The data =>
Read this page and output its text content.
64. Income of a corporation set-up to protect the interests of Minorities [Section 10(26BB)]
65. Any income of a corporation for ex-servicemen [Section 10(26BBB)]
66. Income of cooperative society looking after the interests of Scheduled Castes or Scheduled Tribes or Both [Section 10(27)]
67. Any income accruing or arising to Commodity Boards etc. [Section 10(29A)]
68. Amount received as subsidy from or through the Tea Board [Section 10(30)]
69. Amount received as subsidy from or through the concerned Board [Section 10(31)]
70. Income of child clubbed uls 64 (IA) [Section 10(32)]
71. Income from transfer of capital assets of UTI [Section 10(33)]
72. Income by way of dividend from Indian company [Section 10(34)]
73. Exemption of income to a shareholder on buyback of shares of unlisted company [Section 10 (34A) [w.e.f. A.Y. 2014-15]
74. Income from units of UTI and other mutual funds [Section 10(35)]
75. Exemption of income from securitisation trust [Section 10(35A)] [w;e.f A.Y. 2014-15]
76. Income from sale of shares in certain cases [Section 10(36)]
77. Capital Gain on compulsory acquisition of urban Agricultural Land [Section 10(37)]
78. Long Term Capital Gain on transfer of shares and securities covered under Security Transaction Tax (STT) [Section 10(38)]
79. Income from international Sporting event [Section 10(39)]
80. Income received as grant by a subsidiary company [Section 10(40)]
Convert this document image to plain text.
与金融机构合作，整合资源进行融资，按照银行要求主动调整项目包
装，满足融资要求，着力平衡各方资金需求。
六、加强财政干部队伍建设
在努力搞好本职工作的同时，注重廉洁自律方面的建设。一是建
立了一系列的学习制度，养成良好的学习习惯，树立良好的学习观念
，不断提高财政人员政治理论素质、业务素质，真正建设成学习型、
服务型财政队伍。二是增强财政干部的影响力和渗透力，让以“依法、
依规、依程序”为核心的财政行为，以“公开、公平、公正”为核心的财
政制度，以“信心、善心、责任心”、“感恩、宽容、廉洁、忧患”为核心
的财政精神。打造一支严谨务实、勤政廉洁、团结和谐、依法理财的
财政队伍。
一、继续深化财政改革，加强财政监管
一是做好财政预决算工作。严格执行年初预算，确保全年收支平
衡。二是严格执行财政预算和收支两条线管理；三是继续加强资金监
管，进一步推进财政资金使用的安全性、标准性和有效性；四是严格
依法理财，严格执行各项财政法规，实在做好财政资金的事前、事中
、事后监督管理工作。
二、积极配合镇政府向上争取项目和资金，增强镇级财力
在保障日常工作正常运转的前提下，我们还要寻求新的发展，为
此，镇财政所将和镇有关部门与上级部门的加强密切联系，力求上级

Directions for this task =>
Take the material above and return all of it exactly.

Exercise solution =>
Read this page and output its text content.
64. Income of a corporation set-up to protect the interests of Minorities [Section 10(26BB)]
65. Any income of a corporation for ex-servicemen [Section 10(26BBB)]
66. Income of cooperative society looking after the interests of Scheduled Castes or Scheduled Tribes or Both [Section 10(27)]
67. Any income accruing or arising to Commodity Boards etc. [Section 10(29A)]
68. Amount received as subsidy from or through the Tea Board [Section 10(30)]
69. Amount received as subsidy from or through the concerned Board [Section 10(31)]
70. Income of child clubbed uls 64 (IA) [Section 10(32)]
71. Income from transfer of capital assets of UTI [Section 10(33)]
72. Income by way of dividend from Indian company [Section 10(34)]
73. Exemption of income to a shareholder on buyback of shares of unlisted company [Section 10 (34A) [w.e.f. A.Y. 2014-15]
74. Income from units of UTI and other mutual funds [Section 10(35)]
75. Exemption of income from securitisation trust [Section 10(35A)] [w;e.f A.Y. 2014-15]
76. Income from sale of shares in certain cases [Section 10(36)]
77. Capital Gain on compulsory acquisition of urban Agricultural Land [Section 10(37)]
78. Long Term Capital Gain on transfer of shares and securities covered under Security Transaction Tax (STT) [Section 10(38)]
79. Income from international Sporting event [Section 10(39)]
80. Income received as grant by a subsidiary company [Section 10(40)]
Convert this document image to plain text.
与金融机构合作，整合资源进行融资，按照银行要求主动调整项目包
装，满足融资要求，着力平衡各方资金需求。
六、加强财政干部队伍建设
在努力搞好本职工作的同时，注重廉洁自律方面的建设。一是建
立了一系列的学习制度，养成良好的学习习惯，树立良好的学习观念
，不断提高财政人员政治理论素质、业务素质，真正建设成学习型、
服务型财政队伍。二是增强财政干部的影响力和渗透力，让以“依法、
依规、依程序”为核心的财政行为，以“公开、公平、公正”为核心的财
政制度，以“信心、善心、责任心”、“感恩、宽容、廉洁、忧患”为核心
的财政精神。打造一支严谨务实、勤政廉洁、团结和谐、依法理财的
财政队伍。
一、继续深化财政改革，加强财政监管
一是做好财政预决算工作。严格执行年初预算，确保全年收支平
衡。二是严格执行财政预算和收支两条线管理；三是继续加强资金监
管，进一步推进财政资金使用的安全性、标准性和有效性；四是严格
依法理财，严格执行各项财政法规，实在做好财政资金的事前、事中
、事后监督管理工作。
二、积极配合镇政府向上争取项目和资金，增强镇级财力
在保障日常工作正常运转的前提下，我们还要寻求新的发展，为
此，镇财政所将和镇有关部门与上级部门的加强密切联系，力求上级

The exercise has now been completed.